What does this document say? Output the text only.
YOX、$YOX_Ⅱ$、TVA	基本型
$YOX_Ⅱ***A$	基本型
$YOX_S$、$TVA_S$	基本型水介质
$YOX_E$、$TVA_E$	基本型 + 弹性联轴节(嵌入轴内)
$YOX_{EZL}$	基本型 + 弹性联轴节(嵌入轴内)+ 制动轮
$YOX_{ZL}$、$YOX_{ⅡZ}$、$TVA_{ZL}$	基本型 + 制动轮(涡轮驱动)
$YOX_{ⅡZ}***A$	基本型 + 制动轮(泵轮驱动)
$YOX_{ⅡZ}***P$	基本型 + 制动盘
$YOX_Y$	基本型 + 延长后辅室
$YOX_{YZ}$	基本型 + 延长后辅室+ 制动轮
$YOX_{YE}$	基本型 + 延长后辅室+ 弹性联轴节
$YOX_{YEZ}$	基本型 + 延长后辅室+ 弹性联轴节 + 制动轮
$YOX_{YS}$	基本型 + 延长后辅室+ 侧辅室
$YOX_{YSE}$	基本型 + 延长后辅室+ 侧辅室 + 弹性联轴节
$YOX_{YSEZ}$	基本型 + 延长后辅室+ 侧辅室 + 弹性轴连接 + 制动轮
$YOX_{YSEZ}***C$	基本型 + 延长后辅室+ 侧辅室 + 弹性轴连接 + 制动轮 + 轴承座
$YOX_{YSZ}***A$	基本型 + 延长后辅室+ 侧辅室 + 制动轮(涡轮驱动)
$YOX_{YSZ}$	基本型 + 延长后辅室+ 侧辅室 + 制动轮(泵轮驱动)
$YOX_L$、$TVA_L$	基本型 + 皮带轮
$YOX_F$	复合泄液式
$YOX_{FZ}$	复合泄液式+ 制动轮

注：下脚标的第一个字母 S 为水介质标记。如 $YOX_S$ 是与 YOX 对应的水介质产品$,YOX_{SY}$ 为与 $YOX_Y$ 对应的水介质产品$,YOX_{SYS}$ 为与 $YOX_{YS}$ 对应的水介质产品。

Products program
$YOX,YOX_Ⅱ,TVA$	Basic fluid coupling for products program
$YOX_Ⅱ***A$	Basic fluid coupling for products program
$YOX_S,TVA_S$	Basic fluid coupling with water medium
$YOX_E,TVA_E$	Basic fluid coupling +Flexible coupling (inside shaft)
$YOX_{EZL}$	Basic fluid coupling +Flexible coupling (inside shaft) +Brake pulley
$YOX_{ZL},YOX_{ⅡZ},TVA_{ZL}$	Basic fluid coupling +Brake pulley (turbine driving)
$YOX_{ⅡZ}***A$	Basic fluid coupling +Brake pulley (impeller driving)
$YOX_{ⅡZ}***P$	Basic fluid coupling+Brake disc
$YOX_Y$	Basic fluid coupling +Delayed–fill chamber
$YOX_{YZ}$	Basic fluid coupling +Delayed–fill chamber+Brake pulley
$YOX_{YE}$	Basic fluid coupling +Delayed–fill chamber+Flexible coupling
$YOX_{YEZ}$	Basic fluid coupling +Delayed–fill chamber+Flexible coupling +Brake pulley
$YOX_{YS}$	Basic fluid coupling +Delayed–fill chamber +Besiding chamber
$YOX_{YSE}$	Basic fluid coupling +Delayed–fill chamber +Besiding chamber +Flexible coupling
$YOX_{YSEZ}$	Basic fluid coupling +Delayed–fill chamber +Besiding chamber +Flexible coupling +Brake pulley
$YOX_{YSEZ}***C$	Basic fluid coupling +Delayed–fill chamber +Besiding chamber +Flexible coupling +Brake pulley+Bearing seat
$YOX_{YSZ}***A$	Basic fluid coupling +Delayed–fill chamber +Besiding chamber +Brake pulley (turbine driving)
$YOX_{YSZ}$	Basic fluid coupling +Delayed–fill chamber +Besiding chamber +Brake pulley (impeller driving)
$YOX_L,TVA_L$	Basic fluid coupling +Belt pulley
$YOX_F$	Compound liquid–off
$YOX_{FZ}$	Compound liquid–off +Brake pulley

→ **SET EXERCISE**
Quote each line above in full, word for word.

→ **WRITTEN ANSWER**
What does this document say? Output the text only.
YOX、$YOX_Ⅱ$、TVA	基本型
$YOX_Ⅱ***A$	基本型
$YOX_S$、$TVA_S$	基本型水介质
$YOX_E$、$TVA_E$	基本型 + 弹性联轴节(嵌入轴内)
$YOX_{EZL}$	基本型 + 弹性联轴节(嵌入轴内)+ 制动轮
$YOX_{ZL}$、$YOX_{ⅡZ}$、$TVA_{ZL}$	基本型 + 制动轮(涡轮驱动)
$YOX_{ⅡZ}***A$	基本型 + 制动轮(泵轮驱动)
$YOX_{ⅡZ}***P$	基本型 + 制动盘
$YOX_Y$	基本型 + 延长后辅室
$YOX_{YZ}$	基本型 + 延长后辅室+ 制动轮
$YOX_{YE}$	基本型 + 延长后辅室+ 弹性联轴节
$YOX_{YEZ}$	基本型 + 延长后辅室+ 弹性联轴节 + 制动轮
$YOX_{YS}$	基本型 + 延长后辅室+ 侧辅室
$YOX_{YSE}$	基本型 + 延长后辅室+ 侧辅室 + 弹性联轴节
$YOX_{YSEZ}$	基本型 + 延长后辅室+ 侧辅室 + 弹性轴连接 + 制动轮
$YOX_{YSEZ}***C$	基本型 + 延长后辅室+ 侧辅室 + 弹性轴连接 + 制动轮 + 轴承座
$YOX_{YSZ}***A$	基本型 + 延长后辅室+ 侧辅室 + 制动轮(涡轮驱动)
$YOX_{YSZ}$	基本型 + 延长后辅室+ 侧辅室 + 制动轮(泵轮驱动)
$YOX_L$、$TVA_L$	基本型 + 皮带轮
$YOX_F$	复合泄液式
$YOX_{FZ}$	复合泄液式+ 制动轮

注：下脚标的第一个字母 S 为水介质标记。如 $YOX_S$ 是与 YOX 对应的水介质产品$,YOX_{SY}$ 为与 $YOX_Y$ 对应的水介质产品$,YOX_{SYS}$ 为与 $YOX_{YS}$ 对应的水介质产品。

Products program
$YOX,YOX_Ⅱ,TVA$	Basic fluid coupling for products program
$YOX_Ⅱ***A$	Basic fluid coupling for products program
$YOX_S,TVA_S$	Basic fluid coupling with water medium
$YOX_E,TVA_E$	Basic fluid coupling +Flexible coupling (inside shaft)
$YOX_{EZL}$	Basic fluid coupling +Flexible coupling (inside shaft) +Brake pulley
$YOX_{ZL},YOX_{ⅡZ},TVA_{ZL}$	Basic fluid coupling +Brake pulley (turbine driving)
$YOX_{ⅡZ}***A$	Basic fluid coupling +Brake pulley (impeller driving)
$YOX_{ⅡZ}***P$	Basic fluid coupling+Brake disc
$YOX_Y$	Basic fluid coupling +Delayed–fill chamber
$YOX_{YZ}$	Basic fluid coupling +Delayed–fill chamber+Brake pulley
$YOX_{YE}$	Basic fluid coupling +Delayed–fill chamber+Flexible coupling
$YOX_{YEZ}$	Basic fluid coupling +Delayed–fill chamber+Flexible coupling +Brake pulley
$YOX_{YS}$	Basic fluid coupling +Delayed–fill chamber +Besiding chamber
$YOX_{YSE}$	Basic fluid coupling +Delayed–fill chamber +Besiding chamber +Flexible coupling
$YOX_{YSEZ}$	Basic fluid coupling +Delayed–fill chamber +Besiding chamber +Flexible coupling +Brake pulley
$YOX_{YSEZ}***C$	Basic fluid coupling +Delayed–fill chamber +Besiding chamber +Flexible coupling +Brake pulley+Bearing seat
$YOX_{YSZ}***A$	Basic fluid coupling +Delayed–fill chamber +Besiding chamber +Brake pulley (turbine driving)
$YOX_{YSZ}$	Basic fluid coupling +Delayed–fill chamber +Besiding chamber +Brake pulley (impeller driving)
$YOX_L,TVA_L$	Basic fluid coupling +Belt pulley
$YOX_F$	Compound liquid–off
$YOX_{FZ}$	Compound liquid–off +Brake pulley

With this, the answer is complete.